▶ **Requirement**: Do any lines in the data below contain "image"? If so, copy every one of them.

Records from a collection of figures:
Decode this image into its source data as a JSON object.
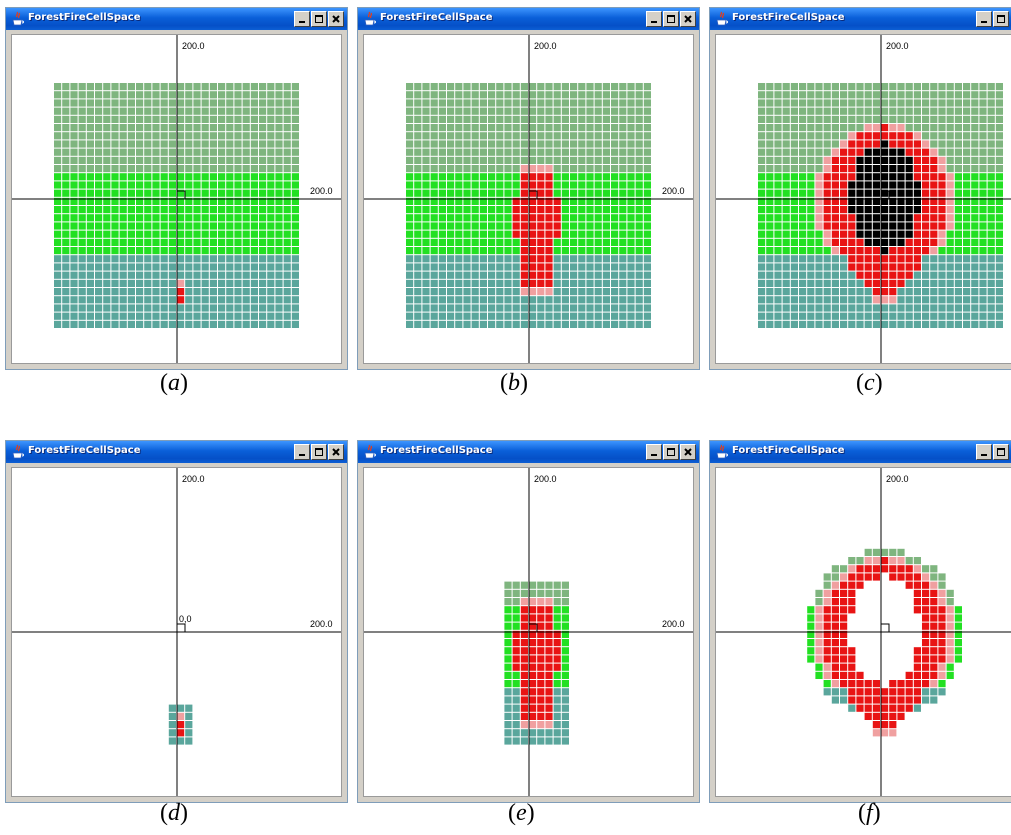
{
  "window_title": "ForestFireCellSpace",
  "axis_label_y": "200.0",
  "axis_label_x": "200.0",
  "origin_label": "0,0",
  "colors": {
    "title_bar": "#0a5fd8",
    "unburned_top": "#7fb57f",
    "unburned_middle": "#22e022",
    "unburned_bottom": "#5aa69c",
    "burning": "#e81414",
    "burning_edge": "#f0a0a0",
    "burned": "#000000",
    "grid_line": "#ffffff"
  },
  "captions": [
    "a",
    "b",
    "c",
    "d",
    "e",
    "f"
  ],
  "panels": [
    {
      "id": "a",
      "caption": "a",
      "show_origin_label": false
    },
    {
      "id": "b",
      "caption": "b",
      "show_origin_label": false
    },
    {
      "id": "c",
      "caption": "c",
      "show_origin_label": false
    },
    {
      "id": "d",
      "caption": "d",
      "show_origin_label": true
    },
    {
      "id": "e",
      "caption": "e",
      "show_origin_label": false
    },
    {
      "id": "f",
      "caption": "f",
      "show_origin_label": false
    }
  ]
}
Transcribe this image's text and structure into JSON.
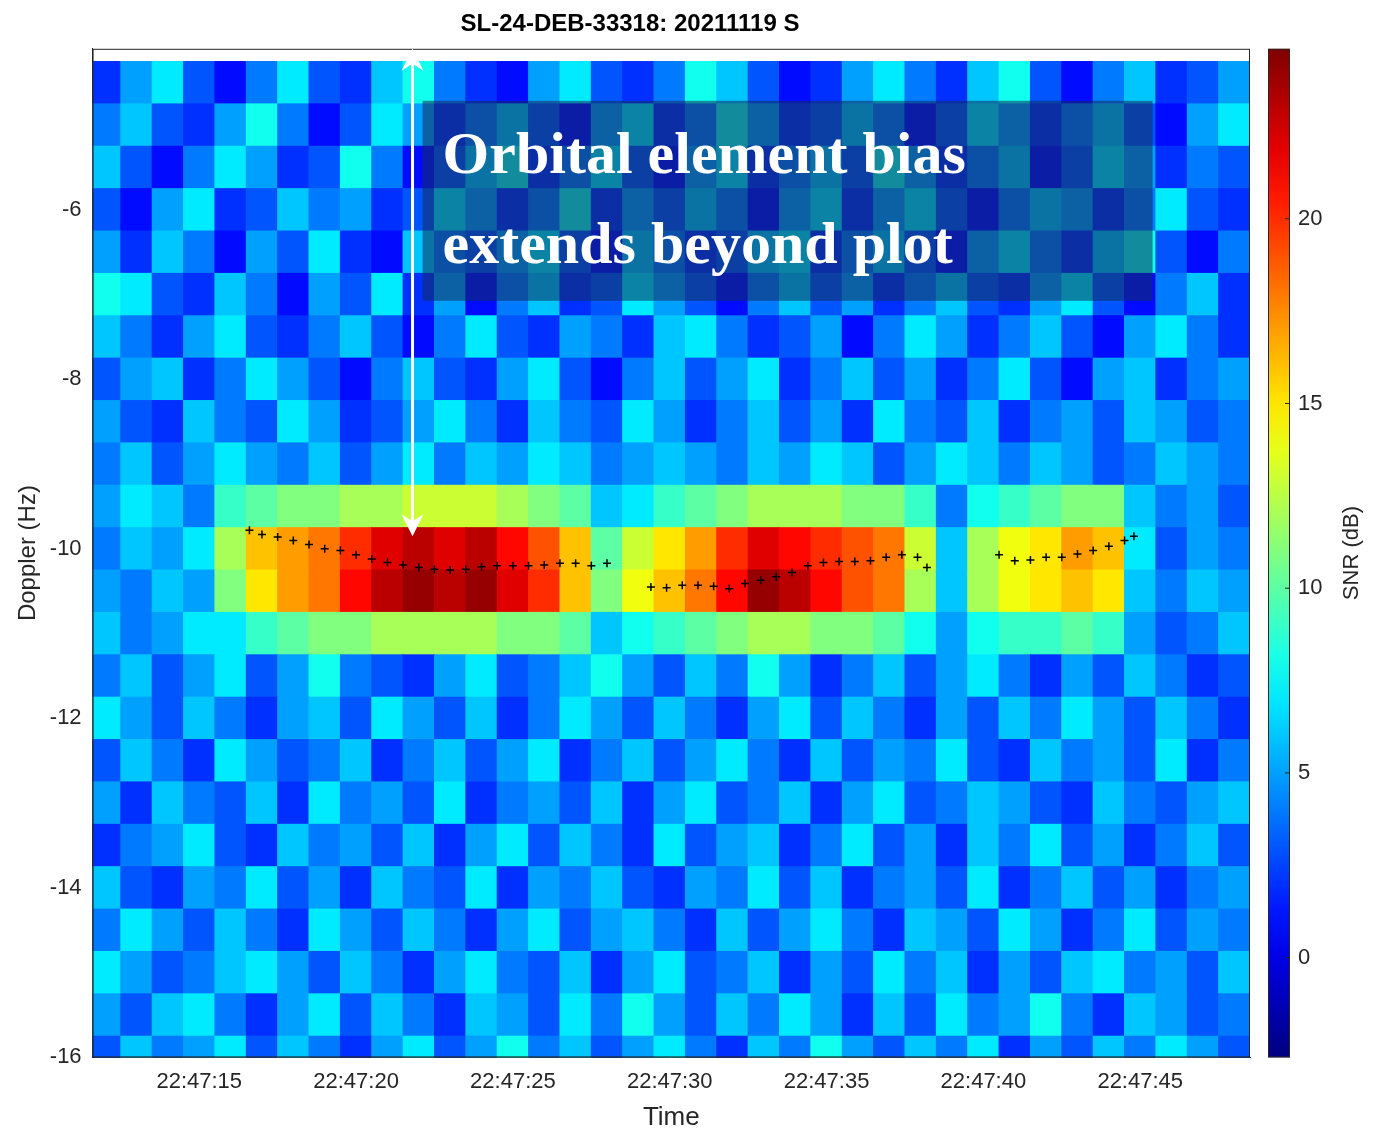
{
  "chart_data": {
    "type": "heatmap",
    "title": "SL-24-DEB-33318: 20211119 S",
    "x_label": "Time",
    "y_label": "Doppler (Hz)",
    "xlim": [
      11.6,
      48.5
    ],
    "xticks": [
      {
        "value": 15,
        "label": "22:47:15"
      },
      {
        "value": 20,
        "label": "22:47:20"
      },
      {
        "value": 25,
        "label": "22:47:25"
      },
      {
        "value": 30,
        "label": "22:47:30"
      },
      {
        "value": 35,
        "label": "22:47:35"
      },
      {
        "value": 40,
        "label": "22:47:40"
      },
      {
        "value": 45,
        "label": "22:47:45"
      }
    ],
    "ylim": [
      -16,
      -4.1
    ],
    "yticks": [
      -16,
      -14,
      -12,
      -10,
      -8,
      -6
    ],
    "grid": false,
    "heatmap": {
      "x": [
        12,
        13,
        14,
        15,
        16,
        17,
        18,
        19,
        20,
        21,
        22,
        23,
        24,
        25,
        26,
        27,
        28,
        29,
        30,
        31,
        32,
        33,
        34,
        35,
        36,
        37,
        38,
        39,
        40,
        41,
        42,
        43,
        44,
        45,
        46,
        47,
        48
      ],
      "y": [
        -4.5,
        -5,
        -5.5,
        -6,
        -6.5,
        -7,
        -7.5,
        -8,
        -8.5,
        -9,
        -9.5,
        -10,
        -10.5,
        -11,
        -11.5,
        -12,
        -12.5,
        -13,
        -13.5,
        -14,
        -14.5,
        -15,
        -15.5,
        -16
      ],
      "cells": [
        [
          2,
          5,
          7,
          3,
          1,
          4,
          7,
          3,
          2,
          6,
          8,
          4,
          2,
          1,
          5,
          7,
          3,
          2,
          4,
          8,
          6,
          3,
          1,
          2,
          5,
          7,
          4,
          2,
          6,
          8,
          3,
          1,
          4,
          6,
          2,
          3,
          5
        ],
        [
          4,
          6,
          3,
          2,
          5,
          8,
          4,
          1,
          3,
          7,
          5,
          2,
          4,
          6,
          3,
          1,
          5,
          7,
          2,
          4,
          8,
          5,
          2,
          3,
          6,
          4,
          1,
          3,
          7,
          5,
          2,
          4,
          6,
          3,
          1,
          5,
          7
        ],
        [
          6,
          3,
          1,
          4,
          7,
          5,
          2,
          3,
          8,
          4,
          1,
          3,
          6,
          8,
          2,
          4,
          7,
          3,
          1,
          5,
          7,
          2,
          4,
          6,
          3,
          8,
          5,
          2,
          4,
          6,
          1,
          3,
          7,
          5,
          2,
          4,
          3
        ],
        [
          3,
          1,
          5,
          7,
          2,
          3,
          6,
          4,
          5,
          2,
          3,
          7,
          5,
          2,
          4,
          8,
          2,
          5,
          3,
          6,
          4,
          1,
          5,
          7,
          2,
          5,
          7,
          3,
          1,
          4,
          6,
          5,
          2,
          4,
          7,
          3,
          2
        ],
        [
          5,
          2,
          6,
          4,
          1,
          5,
          3,
          7,
          2,
          1,
          6,
          4,
          3,
          5,
          7,
          3,
          1,
          6,
          4,
          2,
          3,
          6,
          7,
          2,
          4,
          6,
          3,
          1,
          5,
          7,
          4,
          2,
          6,
          8,
          3,
          1,
          4
        ],
        [
          8,
          7,
          3,
          2,
          6,
          4,
          1,
          5,
          3,
          7,
          2,
          5,
          1,
          4,
          6,
          2,
          3,
          7,
          5,
          3,
          1,
          4,
          6,
          3,
          5,
          2,
          4,
          6,
          3,
          2,
          5,
          7,
          3,
          1,
          4,
          6,
          2
        ],
        [
          6,
          4,
          2,
          5,
          7,
          3,
          2,
          4,
          6,
          3,
          1,
          4,
          7,
          3,
          2,
          5,
          4,
          2,
          6,
          7,
          4,
          2,
          3,
          5,
          1,
          4,
          7,
          5,
          2,
          4,
          6,
          3,
          1,
          5,
          7,
          4,
          2
        ],
        [
          3,
          5,
          6,
          2,
          4,
          7,
          5,
          3,
          1,
          4,
          6,
          3,
          2,
          5,
          7,
          3,
          1,
          4,
          6,
          3,
          5,
          7,
          2,
          4,
          6,
          3,
          5,
          2,
          4,
          7,
          3,
          1,
          5,
          6,
          2,
          4,
          5
        ],
        [
          5,
          3,
          2,
          6,
          4,
          3,
          7,
          5,
          2,
          3,
          5,
          7,
          4,
          2,
          6,
          4,
          3,
          7,
          5,
          2,
          4,
          6,
          3,
          5,
          2,
          7,
          4,
          3,
          6,
          2,
          4,
          5,
          3,
          6,
          5,
          3,
          4
        ],
        [
          4,
          6,
          3,
          5,
          7,
          5,
          4,
          6,
          3,
          5,
          7,
          4,
          6,
          5,
          7,
          6,
          4,
          5,
          6,
          5,
          4,
          6,
          5,
          7,
          6,
          3,
          5,
          7,
          6,
          4,
          6,
          5,
          3,
          4,
          6,
          5,
          4
        ],
        [
          5,
          7,
          6,
          4,
          9,
          10,
          11,
          11,
          12,
          12,
          13,
          13,
          13,
          12,
          11,
          10,
          6,
          7,
          9,
          10,
          11,
          12,
          12,
          12,
          11,
          11,
          9,
          4,
          8,
          9,
          10,
          11,
          11,
          6,
          4,
          5,
          3
        ],
        [
          4,
          6,
          5,
          7,
          12,
          16,
          17,
          18,
          20,
          22,
          23,
          22,
          23,
          21,
          19,
          16,
          10,
          13,
          15,
          17,
          20,
          22,
          21,
          20,
          19,
          18,
          13,
          6,
          12,
          14,
          15,
          17,
          16,
          7,
          3,
          5,
          4
        ],
        [
          5,
          4,
          6,
          5,
          11,
          15,
          17,
          18,
          21,
          23,
          24,
          23,
          24,
          22,
          20,
          16,
          11,
          14,
          16,
          18,
          21,
          24,
          23,
          21,
          19,
          18,
          12,
          6,
          12,
          14,
          15,
          16,
          15,
          6,
          4,
          6,
          5
        ],
        [
          6,
          4,
          5,
          7,
          7,
          9,
          10,
          11,
          11,
          12,
          12,
          12,
          12,
          11,
          11,
          10,
          6,
          8,
          9,
          10,
          11,
          12,
          12,
          11,
          11,
          10,
          8,
          5,
          8,
          9,
          9,
          10,
          9,
          5,
          3,
          4,
          6
        ],
        [
          4,
          6,
          3,
          5,
          7,
          3,
          5,
          8,
          4,
          3,
          2,
          5,
          7,
          3,
          4,
          6,
          8,
          5,
          3,
          6,
          4,
          8,
          5,
          2,
          4,
          6,
          3,
          5,
          7,
          4,
          2,
          5,
          3,
          6,
          4,
          2,
          3
        ],
        [
          7,
          5,
          3,
          6,
          4,
          2,
          5,
          6,
          3,
          7,
          5,
          3,
          6,
          2,
          4,
          7,
          5,
          3,
          6,
          4,
          2,
          5,
          7,
          3,
          6,
          4,
          2,
          5,
          3,
          6,
          4,
          7,
          5,
          3,
          6,
          4,
          2
        ],
        [
          3,
          6,
          4,
          2,
          7,
          5,
          3,
          4,
          6,
          2,
          4,
          6,
          3,
          5,
          7,
          2,
          4,
          6,
          3,
          5,
          7,
          4,
          2,
          6,
          3,
          5,
          4,
          7,
          3,
          2,
          6,
          4,
          5,
          3,
          7,
          2,
          4
        ],
        [
          5,
          2,
          6,
          4,
          3,
          6,
          2,
          7,
          4,
          5,
          3,
          7,
          2,
          4,
          5,
          3,
          6,
          2,
          5,
          7,
          3,
          4,
          6,
          2,
          5,
          7,
          3,
          4,
          6,
          5,
          3,
          2,
          6,
          4,
          3,
          5,
          6
        ],
        [
          2,
          4,
          5,
          7,
          3,
          2,
          6,
          4,
          5,
          3,
          6,
          2,
          5,
          7,
          3,
          6,
          4,
          2,
          7,
          3,
          5,
          6,
          2,
          4,
          7,
          3,
          5,
          2,
          6,
          4,
          7,
          3,
          5,
          2,
          4,
          6,
          3
        ],
        [
          6,
          3,
          2,
          5,
          4,
          7,
          3,
          5,
          2,
          6,
          4,
          3,
          7,
          2,
          5,
          4,
          6,
          3,
          2,
          5,
          4,
          7,
          3,
          6,
          2,
          4,
          5,
          3,
          7,
          2,
          4,
          6,
          3,
          5,
          2,
          4,
          5
        ],
        [
          4,
          7,
          5,
          3,
          6,
          4,
          2,
          7,
          5,
          3,
          6,
          4,
          2,
          5,
          7,
          3,
          5,
          6,
          4,
          2,
          6,
          3,
          5,
          7,
          4,
          2,
          6,
          5,
          3,
          7,
          5,
          2,
          4,
          7,
          3,
          5,
          4
        ],
        [
          7,
          5,
          3,
          4,
          6,
          7,
          5,
          3,
          6,
          4,
          2,
          5,
          7,
          4,
          3,
          6,
          2,
          5,
          7,
          3,
          4,
          6,
          2,
          5,
          3,
          7,
          4,
          6,
          2,
          5,
          3,
          6,
          7,
          4,
          5,
          3,
          6
        ],
        [
          5,
          3,
          6,
          7,
          4,
          2,
          5,
          7,
          3,
          6,
          4,
          2,
          6,
          5,
          3,
          7,
          4,
          8,
          5,
          3,
          6,
          4,
          7,
          5,
          2,
          6,
          3,
          7,
          4,
          5,
          8,
          4,
          2,
          6,
          5,
          3,
          4
        ],
        [
          3,
          6,
          4,
          5,
          7,
          3,
          6,
          4,
          2,
          5,
          7,
          3,
          5,
          8,
          4,
          6,
          3,
          5,
          7,
          4,
          2,
          6,
          4,
          8,
          5,
          3,
          6,
          4,
          7,
          2,
          5,
          3,
          6,
          4,
          7,
          5,
          3
        ]
      ]
    },
    "colorbar": {
      "label": "SNR (dB)",
      "range": [
        -2.7,
        24.6
      ],
      "ticks": [
        0,
        5,
        10,
        15,
        20
      ]
    },
    "series": [
      {
        "type": "scatter",
        "marker": "plus",
        "color": "#000000",
        "x": [
          16.6,
          17.0,
          17.5,
          18.0,
          18.5,
          19.0,
          19.5,
          20.0,
          20.5,
          21.0,
          21.5,
          22.0,
          22.5,
          23.0,
          23.5,
          24.0,
          24.5,
          25.0,
          25.5,
          26.0,
          26.5,
          27.0,
          27.5,
          28.0,
          29.4,
          29.9,
          30.4,
          30.9,
          31.4,
          31.9,
          32.4,
          32.9,
          33.4,
          33.9,
          34.4,
          34.9,
          35.4,
          35.9,
          36.4,
          36.9,
          37.4,
          37.9,
          38.2,
          40.5,
          41.0,
          41.5,
          42.0,
          42.5,
          43.0,
          43.5,
          44.0,
          44.5,
          44.8
        ],
        "values": [
          -9.78,
          -9.83,
          -9.86,
          -9.9,
          -9.95,
          -10.0,
          -10.02,
          -10.07,
          -10.12,
          -10.16,
          -10.19,
          -10.22,
          -10.24,
          -10.25,
          -10.24,
          -10.21,
          -10.2,
          -10.2,
          -10.2,
          -10.19,
          -10.17,
          -10.17,
          -10.2,
          -10.17,
          -10.45,
          -10.46,
          -10.43,
          -10.43,
          -10.44,
          -10.47,
          -10.41,
          -10.37,
          -10.33,
          -10.28,
          -10.2,
          -10.16,
          -10.15,
          -10.15,
          -10.14,
          -10.1,
          -10.07,
          -10.1,
          -10.22,
          -10.07,
          -10.14,
          -10.13,
          -10.1,
          -10.1,
          -10.06,
          -10.02,
          -9.97,
          -9.9,
          -9.85
        ]
      }
    ],
    "annotation": {
      "text": [
        "Orbital element bias",
        "extends beyond plot"
      ],
      "arrow_x": 21.8,
      "arrow_y": [
        -9.85,
        -4.1
      ]
    },
    "legend": false
  }
}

▶ **Worked answer**:
Decode this image into its source data as a JSON object.
Transcribe this image's text and structure into JSON.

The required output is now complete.